§ TASK REQUIREMENTS:
Make an exact copy of all the entries below, with the pictures left out.

+--

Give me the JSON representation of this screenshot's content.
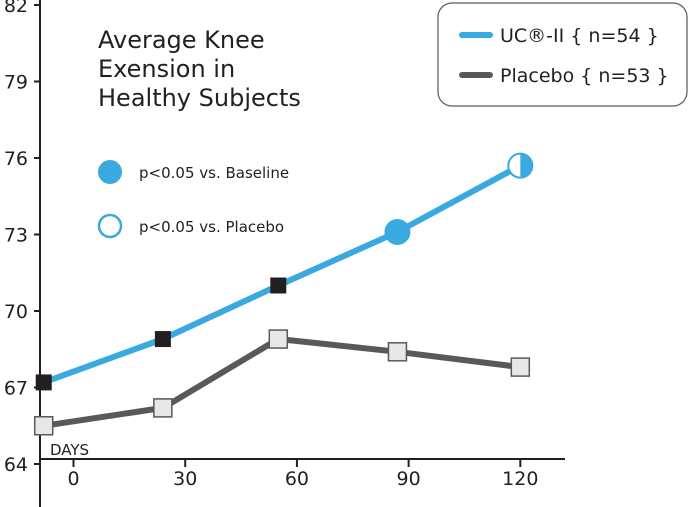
{
  "chart_data": {
    "type": "line",
    "title_lines": [
      "Average Knee",
      "Exension in",
      "Healthy Subjects"
    ],
    "x_axis_label": "DAYS",
    "x": [
      0,
      30,
      60,
      90,
      120
    ],
    "xlim": [
      -9,
      132
    ],
    "ylim": [
      64,
      82
    ],
    "xticks": [
      "0",
      "30",
      "60",
      "90",
      "120"
    ],
    "yticks": [
      "64",
      "67",
      "70",
      "73",
      "76",
      "79",
      "82"
    ],
    "grid": false,
    "legend_position": "top-right",
    "series": [
      {
        "name": "UC®-II { n=54 }",
        "color": "#39a9e0",
        "x": [
          -8,
          24,
          55,
          87,
          120
        ],
        "values": [
          67.2,
          68.9,
          71.0,
          73.1,
          75.7
        ],
        "markers": [
          "square-black",
          "square-black",
          "square-black",
          "circle-filled",
          "circle-half"
        ]
      },
      {
        "name": "Placebo { n=53 }",
        "color": "#58595b",
        "x": [
          -8,
          24,
          55,
          87,
          120
        ],
        "values": [
          65.5,
          66.2,
          68.9,
          68.4,
          67.8
        ],
        "markers": [
          "square-gray",
          "square-gray",
          "square-gray",
          "square-gray",
          "square-gray"
        ]
      }
    ],
    "annotations": [
      {
        "marker": "circle-filled",
        "text": "p<0.05 vs. Baseline"
      },
      {
        "marker": "circle-open",
        "text": "p<0.05 vs. Placebo"
      }
    ]
  }
}
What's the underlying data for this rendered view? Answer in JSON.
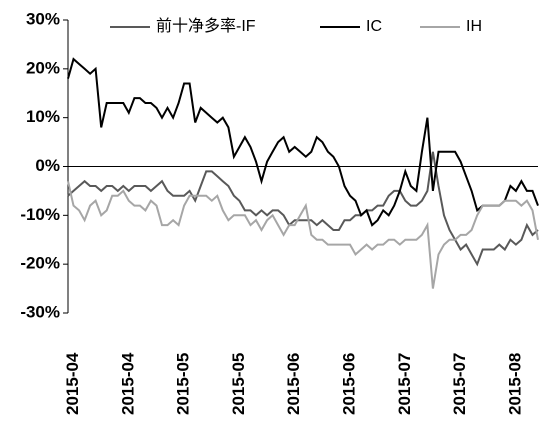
{
  "chart_data": {
    "type": "line",
    "categories": [
      null,
      "2015-04",
      null,
      null,
      null,
      null,
      null,
      null,
      null,
      null,
      null,
      "2015-04",
      null,
      null,
      null,
      null,
      null,
      null,
      null,
      null,
      null,
      "2015-05",
      null,
      null,
      null,
      null,
      null,
      null,
      null,
      null,
      null,
      "2015-05",
      null,
      null,
      null,
      null,
      null,
      null,
      null,
      null,
      null,
      "2015-06",
      null,
      null,
      null,
      null,
      null,
      null,
      null,
      null,
      null,
      "2015-06",
      null,
      null,
      null,
      null,
      null,
      null,
      null,
      null,
      null,
      "2015-07",
      null,
      null,
      null,
      null,
      null,
      null,
      null,
      null,
      null,
      "2015-07",
      null,
      null,
      null,
      null,
      null,
      null,
      null,
      null,
      null,
      "2015-08",
      null,
      null,
      null,
      null
    ],
    "series": [
      {
        "name": "前十净多率-IF",
        "color": "#595959",
        "values": [
          -6,
          -5,
          -4,
          -3,
          -4,
          -4,
          -5,
          -4,
          -4,
          -5,
          -4,
          -5,
          -4,
          -4,
          -4,
          -5,
          -4,
          -3,
          -5,
          -6,
          -6,
          -6,
          -5,
          -7,
          -4,
          -1,
          -1,
          -2,
          -3,
          -4,
          -6,
          -7,
          -9,
          -9,
          -10,
          -9,
          -10,
          -9,
          -9,
          -10,
          -12,
          -11,
          -11,
          -11,
          -11,
          -12,
          -11,
          -12,
          -13,
          -13,
          -11,
          -11,
          -10,
          -10,
          -9,
          -9,
          -8,
          -8,
          -6,
          -5,
          -5,
          -7,
          -8,
          -8,
          -7,
          -5,
          3,
          -4,
          -10,
          -13,
          -15,
          -17,
          -16,
          -18,
          -20,
          -17,
          -17,
          -17,
          -16,
          -17,
          -15,
          -16,
          -15,
          -12,
          -14,
          -13
        ]
      },
      {
        "name": "IC",
        "color": "#000000",
        "values": [
          18,
          22,
          21,
          20,
          19,
          20,
          8,
          13,
          13,
          13,
          13,
          11,
          14,
          14,
          13,
          13,
          12,
          10,
          12,
          10,
          13,
          17,
          17,
          9,
          12,
          11,
          10,
          9,
          10,
          8,
          2,
          4,
          6,
          4,
          1,
          -3,
          1,
          3,
          5,
          6,
          3,
          4,
          3,
          2,
          3,
          6,
          5,
          3,
          2,
          0,
          -4,
          -6,
          -7,
          -10,
          -9,
          -12,
          -11,
          -9,
          -10,
          -8,
          -5,
          -1,
          -4,
          -5,
          3,
          10,
          -5,
          3,
          3,
          3,
          3,
          1,
          -2,
          -5,
          -9,
          -8,
          -8,
          -8,
          -8,
          -7,
          -4,
          -5,
          -3,
          -5,
          -5,
          -8
        ]
      },
      {
        "name": "IH",
        "color": "#a6a6a6",
        "values": [
          -3,
          -8,
          -9,
          -11,
          -8,
          -7,
          -10,
          -9,
          -6,
          -6,
          -5,
          -7,
          -8,
          -8,
          -9,
          -7,
          -8,
          -12,
          -12,
          -11,
          -12,
          -8,
          -6,
          -6,
          -6,
          -6,
          -7,
          -6,
          -9,
          -11,
          -10,
          -10,
          -10,
          -12,
          -11,
          -13,
          -11,
          -10,
          -12,
          -14,
          -12,
          -12,
          -10,
          -8,
          -14,
          -15,
          -15,
          -16,
          -16,
          -16,
          -16,
          -16,
          -18,
          -17,
          -16,
          -17,
          -16,
          -16,
          -15,
          -15,
          -16,
          -15,
          -15,
          -15,
          -14,
          -12,
          -25,
          -18,
          -16,
          -15,
          -15,
          -14,
          -14,
          -13,
          -10,
          -8,
          -8,
          -8,
          -8,
          -7,
          -7,
          -7,
          -8,
          -7,
          -9,
          -15
        ]
      }
    ],
    "ylim": [
      -30,
      30
    ],
    "yticks": [
      {
        "value": -30,
        "label": "-30%"
      },
      {
        "value": -20,
        "label": "-20%"
      },
      {
        "value": -10,
        "label": "-10%"
      },
      {
        "value": 0,
        "label": "0%"
      },
      {
        "value": 10,
        "label": "10%"
      },
      {
        "value": 20,
        "label": "20%"
      },
      {
        "value": 30,
        "label": "30%"
      }
    ],
    "grid": false,
    "legend": "top"
  }
}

+--

§ RESULT OF THIS TASK:
Give me the JSON representation of this screenshot's content.
{
  "chart_data": {
    "type": "line",
    "title_lines": [
      "Average Knee",
      "Exension in",
      "Healthy Subjects"
    ],
    "x_axis_label": "DAYS",
    "x": [
      0,
      30,
      60,
      90,
      120
    ],
    "xlim": [
      -9,
      132
    ],
    "ylim": [
      64,
      82
    ],
    "xticks": [
      "0",
      "30",
      "60",
      "90",
      "120"
    ],
    "yticks": [
      "64",
      "67",
      "70",
      "73",
      "76",
      "79",
      "82"
    ],
    "grid": false,
    "legend_position": "top-right",
    "series": [
      {
        "name": "UC®-II { n=54 }",
        "color": "#39a9e0",
        "x": [
          -8,
          24,
          55,
          87,
          120
        ],
        "values": [
          67.2,
          68.9,
          71.0,
          73.1,
          75.7
        ],
        "markers": [
          "square-black",
          "square-black",
          "square-black",
          "circle-filled",
          "circle-half"
        ]
      },
      {
        "name": "Placebo { n=53 }",
        "color": "#58595b",
        "x": [
          -8,
          24,
          55,
          87,
          120
        ],
        "values": [
          65.5,
          66.2,
          68.9,
          68.4,
          67.8
        ],
        "markers": [
          "square-gray",
          "square-gray",
          "square-gray",
          "square-gray",
          "square-gray"
        ]
      }
    ],
    "annotations": [
      {
        "marker": "circle-filled",
        "text": "p<0.05 vs. Baseline"
      },
      {
        "marker": "circle-open",
        "text": "p<0.05 vs. Placebo"
      }
    ]
  }
}
What's the underlying data for this rendered view? Answer in JSON.
{
  "chart_data": {
    "type": "line",
    "categories": [
      null,
      "2015-04",
      null,
      null,
      null,
      null,
      null,
      null,
      null,
      null,
      null,
      "2015-04",
      null,
      null,
      null,
      null,
      null,
      null,
      null,
      null,
      null,
      "2015-05",
      null,
      null,
      null,
      null,
      null,
      null,
      null,
      null,
      null,
      "2015-05",
      null,
      null,
      null,
      null,
      null,
      null,
      null,
      null,
      null,
      "2015-06",
      null,
      null,
      null,
      null,
      null,
      null,
      null,
      null,
      null,
      "2015-06",
      null,
      null,
      null,
      null,
      null,
      null,
      null,
      null,
      null,
      "2015-07",
      null,
      null,
      null,
      null,
      null,
      null,
      null,
      null,
      null,
      "2015-07",
      null,
      null,
      null,
      null,
      null,
      null,
      null,
      null,
      null,
      "2015-08",
      null,
      null,
      null,
      null
    ],
    "series": [
      {
        "name": "前十净多率-IF",
        "color": "#595959",
        "values": [
          -6,
          -5,
          -4,
          -3,
          -4,
          -4,
          -5,
          -4,
          -4,
          -5,
          -4,
          -5,
          -4,
          -4,
          -4,
          -5,
          -4,
          -3,
          -5,
          -6,
          -6,
          -6,
          -5,
          -7,
          -4,
          -1,
          -1,
          -2,
          -3,
          -4,
          -6,
          -7,
          -9,
          -9,
          -10,
          -9,
          -10,
          -9,
          -9,
          -10,
          -12,
          -11,
          -11,
          -11,
          -11,
          -12,
          -11,
          -12,
          -13,
          -13,
          -11,
          -11,
          -10,
          -10,
          -9,
          -9,
          -8,
          -8,
          -6,
          -5,
          -5,
          -7,
          -8,
          -8,
          -7,
          -5,
          3,
          -4,
          -10,
          -13,
          -15,
          -17,
          -16,
          -18,
          -20,
          -17,
          -17,
          -17,
          -16,
          -17,
          -15,
          -16,
          -15,
          -12,
          -14,
          -13
        ]
      },
      {
        "name": "IC",
        "color": "#000000",
        "values": [
          18,
          22,
          21,
          20,
          19,
          20,
          8,
          13,
          13,
          13,
          13,
          11,
          14,
          14,
          13,
          13,
          12,
          10,
          12,
          10,
          13,
          17,
          17,
          9,
          12,
          11,
          10,
          9,
          10,
          8,
          2,
          4,
          6,
          4,
          1,
          -3,
          1,
          3,
          5,
          6,
          3,
          4,
          3,
          2,
          3,
          6,
          5,
          3,
          2,
          0,
          -4,
          -6,
          -7,
          -10,
          -9,
          -12,
          -11,
          -9,
          -10,
          -8,
          -5,
          -1,
          -4,
          -5,
          3,
          10,
          -5,
          3,
          3,
          3,
          3,
          1,
          -2,
          -5,
          -9,
          -8,
          -8,
          -8,
          -8,
          -7,
          -4,
          -5,
          -3,
          -5,
          -5,
          -8
        ]
      },
      {
        "name": "IH",
        "color": "#a6a6a6",
        "values": [
          -3,
          -8,
          -9,
          -11,
          -8,
          -7,
          -10,
          -9,
          -6,
          -6,
          -5,
          -7,
          -8,
          -8,
          -9,
          -7,
          -8,
          -12,
          -12,
          -11,
          -12,
          -8,
          -6,
          -6,
          -6,
          -6,
          -7,
          -6,
          -9,
          -11,
          -10,
          -10,
          -10,
          -12,
          -11,
          -13,
          -11,
          -10,
          -12,
          -14,
          -12,
          -12,
          -10,
          -8,
          -14,
          -15,
          -15,
          -16,
          -16,
          -16,
          -16,
          -16,
          -18,
          -17,
          -16,
          -17,
          -16,
          -16,
          -15,
          -15,
          -16,
          -15,
          -15,
          -15,
          -14,
          -12,
          -25,
          -18,
          -16,
          -15,
          -15,
          -14,
          -14,
          -13,
          -10,
          -8,
          -8,
          -8,
          -8,
          -7,
          -7,
          -7,
          -8,
          -7,
          -9,
          -15
        ]
      }
    ],
    "ylim": [
      -30,
      30
    ],
    "yticks": [
      {
        "value": -30,
        "label": "-30%"
      },
      {
        "value": -20,
        "label": "-20%"
      },
      {
        "value": -10,
        "label": "-10%"
      },
      {
        "value": 0,
        "label": "0%"
      },
      {
        "value": 10,
        "label": "10%"
      },
      {
        "value": 20,
        "label": "20%"
      },
      {
        "value": 30,
        "label": "30%"
      }
    ],
    "grid": false,
    "legend": "top"
  }
}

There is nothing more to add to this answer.